### PROMPT
Retype the records below word for word and omit any image.

++++ SUPPLIED ENTRIES

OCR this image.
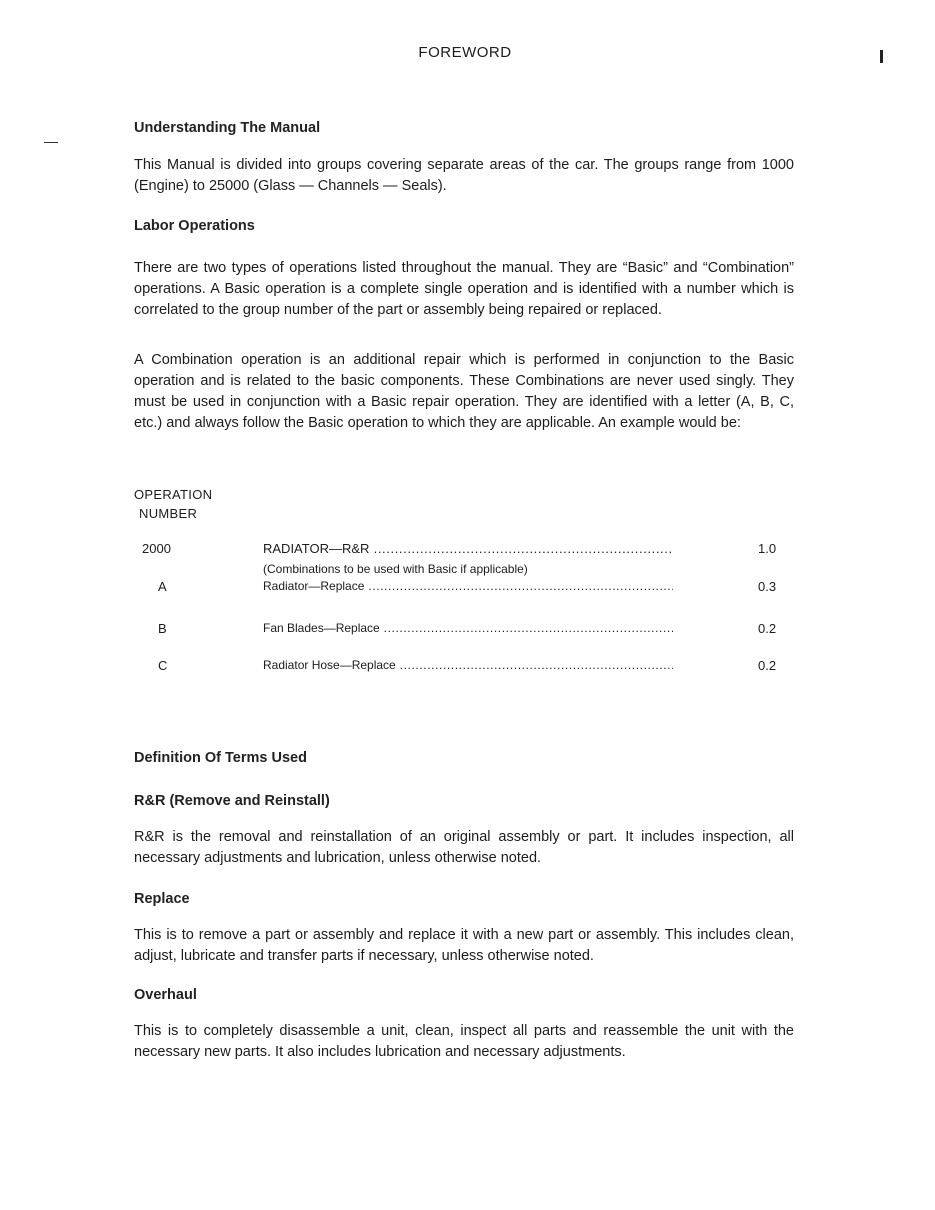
FOREWORD
Understanding The Manual

This Manual is divided into groups covering separate areas of the car. The groups range from 1000 (Engine) to 25000 (Glass — Channels — Seals).

Labor Operations

There are two types of operations listed throughout the manual. They are “Basic” and “Combination” operations. A Basic operation is a complete single operation and is identified with a number which is correlated to the group number of the part or assembly being repaired or replaced.

A Combination operation is an additional repair which is performed in conjunction to the Basic operation and is related to the basic components. These Combinations are never used singly. They must be used in conjunction with a Basic repair operation. They are identified with a letter (A, B, C, etc.) and always follow the Basic operation to which they are applicable. An example would be:

OPERATION
NUMBER
2000	RADIATOR—R&R .....	1.0
(Combinations to be used with Basic if applicable)
A	Radiator—Replace .....	0.3
B	Fan Blades—Replace .....	0.2
C	Radiator Hose—Replace .....	0.2
Definition Of Terms Used
R&R (Remove and Reinstall)

R&R is the removal and reinstallation of an original assembly or part. It includes inspection, all necessary adjustments and lubrication, unless otherwise noted.

Replace

This is to remove a part or assembly and replace it with a new part or assembly. This includes clean, adjust, lubricate and transfer parts if necessary, unless otherwise noted.

Overhaul

This is to completely disassemble a unit, clean, inspect all parts and reassemble the unit with the necessary new parts. It also includes lubrication and necessary adjustments.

++++++++

### TASK RESULT
OCR this image.
FOREWORD
Understanding The Manual

This Manual is divided into groups covering separate areas of the car. The groups range from 1000 (Engine) to 25000 (Glass — Channels — Seals).

Labor Operations

There are two types of operations listed throughout the manual. They are “Basic” and “Combination” operations. A Basic operation is a complete single operation and is identified with a number which is correlated to the group number of the part or assembly being repaired or replaced.

A Combination operation is an additional repair which is performed in conjunction to the Basic operation and is related to the basic components. These Combinations are never used singly. They must be used in conjunction with a Basic repair operation. They are identified with a letter (A, B, C, etc.) and always follow the Basic operation to which they are applicable. An example would be:

OPERATION
NUMBER
2000	RADIATOR—R&R .....	1.0
(Combinations to be used with Basic if applicable)
A	Radiator—Replace .....	0.3
B	Fan Blades—Replace .....	0.2
C	Radiator Hose—Replace .....	0.2
Definition Of Terms Used
R&R (Remove and Reinstall)

R&R is the removal and reinstallation of an original assembly or part. It includes inspection, all necessary adjustments and lubrication, unless otherwise noted.

Replace

This is to remove a part or assembly and replace it with a new part or assembly. This includes clean, adjust, lubricate and transfer parts if necessary, unless otherwise noted.

Overhaul

This is to completely disassemble a unit, clean, inspect all parts and reassemble the unit with the necessary new parts. It also includes lubrication and necessary adjustments.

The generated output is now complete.